◆ Exercises to complete
**a)** Revise the Landor festival article between "The Blacktip Island Literary Society this" and "of Payne Hanover)", inclusive, so that "next weekend" stands in place of "this weekend".
**b)** Carry on the Landor festival article, picking up after its final sentence.

Provided text below:

Blacktip Island Literary Society to Stage Walter Savage Landor Festival

Walter Savage Landor

The Blacktip Island Literary Society this weekend will stage a series of readings and performances celebrating the life and works of British Romantic poet Walter Savage Landor. (photo courtesy of Payne Hanover)

 

The Blacktip Island Literary Society Thursday announced its plans for the inaugural Walter Savage Landor Literary Festival, honoring the obscure British Romantic poet and his alleged ties to the small Caribbean island.

“A lot of people never heard of Landor,” festival organizer Payne Hanover said. “We’re all about giving him some love. His work, by itself, is largely unknown today, but he was a huge influence on the next generation of writers, including Dickens, Browning, Yeats and Ezra Pound. Never mind Pound was a complete nut job there at the end.

End of Provided text.
Entries provided below:

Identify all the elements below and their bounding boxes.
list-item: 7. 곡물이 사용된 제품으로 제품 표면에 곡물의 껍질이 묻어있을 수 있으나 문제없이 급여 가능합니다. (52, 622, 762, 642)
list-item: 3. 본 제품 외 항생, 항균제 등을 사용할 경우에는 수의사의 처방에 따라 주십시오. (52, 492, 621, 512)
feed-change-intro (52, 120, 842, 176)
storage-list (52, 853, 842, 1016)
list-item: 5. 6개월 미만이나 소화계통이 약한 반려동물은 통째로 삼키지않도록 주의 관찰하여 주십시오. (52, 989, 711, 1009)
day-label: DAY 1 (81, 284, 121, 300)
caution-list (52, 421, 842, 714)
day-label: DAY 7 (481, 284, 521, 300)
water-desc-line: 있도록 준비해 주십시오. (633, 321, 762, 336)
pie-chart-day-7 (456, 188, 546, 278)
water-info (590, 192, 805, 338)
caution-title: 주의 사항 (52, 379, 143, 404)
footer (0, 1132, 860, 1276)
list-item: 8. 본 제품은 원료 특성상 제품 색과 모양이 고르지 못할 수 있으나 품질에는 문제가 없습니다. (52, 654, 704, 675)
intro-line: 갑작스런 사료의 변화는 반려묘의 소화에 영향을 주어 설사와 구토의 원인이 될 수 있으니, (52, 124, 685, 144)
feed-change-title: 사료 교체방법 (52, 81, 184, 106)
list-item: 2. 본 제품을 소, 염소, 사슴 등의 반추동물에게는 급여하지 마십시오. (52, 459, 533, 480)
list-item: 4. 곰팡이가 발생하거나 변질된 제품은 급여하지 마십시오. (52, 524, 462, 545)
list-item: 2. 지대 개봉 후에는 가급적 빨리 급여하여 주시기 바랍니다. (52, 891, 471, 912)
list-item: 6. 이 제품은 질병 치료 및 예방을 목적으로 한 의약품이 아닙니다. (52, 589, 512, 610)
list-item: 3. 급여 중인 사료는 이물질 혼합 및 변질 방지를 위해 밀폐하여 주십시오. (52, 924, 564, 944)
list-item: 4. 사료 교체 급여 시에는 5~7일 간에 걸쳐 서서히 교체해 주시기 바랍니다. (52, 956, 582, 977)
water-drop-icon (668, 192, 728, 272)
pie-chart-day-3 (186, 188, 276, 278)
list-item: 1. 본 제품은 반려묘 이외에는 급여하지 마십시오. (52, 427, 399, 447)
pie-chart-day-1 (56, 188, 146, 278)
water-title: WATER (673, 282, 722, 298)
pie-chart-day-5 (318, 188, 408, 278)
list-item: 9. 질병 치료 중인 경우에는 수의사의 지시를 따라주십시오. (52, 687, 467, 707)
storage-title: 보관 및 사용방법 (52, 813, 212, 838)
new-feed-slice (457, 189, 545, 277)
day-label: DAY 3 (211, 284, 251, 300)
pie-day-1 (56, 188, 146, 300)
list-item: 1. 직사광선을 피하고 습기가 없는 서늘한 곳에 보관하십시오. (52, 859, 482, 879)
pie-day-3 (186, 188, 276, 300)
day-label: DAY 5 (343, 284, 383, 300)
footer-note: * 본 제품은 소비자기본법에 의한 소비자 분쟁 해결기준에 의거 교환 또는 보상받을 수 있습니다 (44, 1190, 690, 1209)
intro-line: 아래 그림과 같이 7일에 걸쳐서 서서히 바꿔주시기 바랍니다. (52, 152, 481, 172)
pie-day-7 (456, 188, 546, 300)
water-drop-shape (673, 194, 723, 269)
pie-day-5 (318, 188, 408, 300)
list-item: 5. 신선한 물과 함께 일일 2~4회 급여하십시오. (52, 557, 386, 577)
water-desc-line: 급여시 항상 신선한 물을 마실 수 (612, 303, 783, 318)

End of Entries provided.

◆ Task-by-task answers
**a)**
The Blacktip Island Literary Society next weekend will stage a series of readings and performances celebrating the life and works of British Romantic poet Walter Savage Landor. (photo courtesy of Payne Hanover)

**b)**
“As for the local connection, people don’t realize he spent his last days on Blacktip Island,” Hanover said. “History books said he died in Italy, but we’ve got island records saying that was just a ruse. He gave his creditors a head fake and sailed for the Caribbean. Blacktip Island was a Brit Rom hotspot back in the day.”

BILS members praised Landor’s work.

“Critics loved him. The public, not so much. And that sucks,” Alison Diesel said. “He was the bomb in prose and lyric poetry. His Imaginary Conversations are lit, especially the ones between Marcellus and Hannibal, Henry VIII and Anne Boleyn, and Diogenes and Plato.

“People don’t remember he was tight with Coleridge,” Diesel said. “Dude had the connections and the chops. He and Byron had no use for each other, but we let that slide—he was a Blacktipper. We’re all Romantics at heart. Except for . . . well, never mind.”

The society plans readings of Landor’s work at various sites around the island.

“We’ll have scheduled readings at the Heritage House, of course,” schoolmaster Barry Snapper said. “But there’ll also be surprise pop-up readings at bars and resorts all across the island. Flash-mob style interpretive dance performances, too. Some of them on scuba.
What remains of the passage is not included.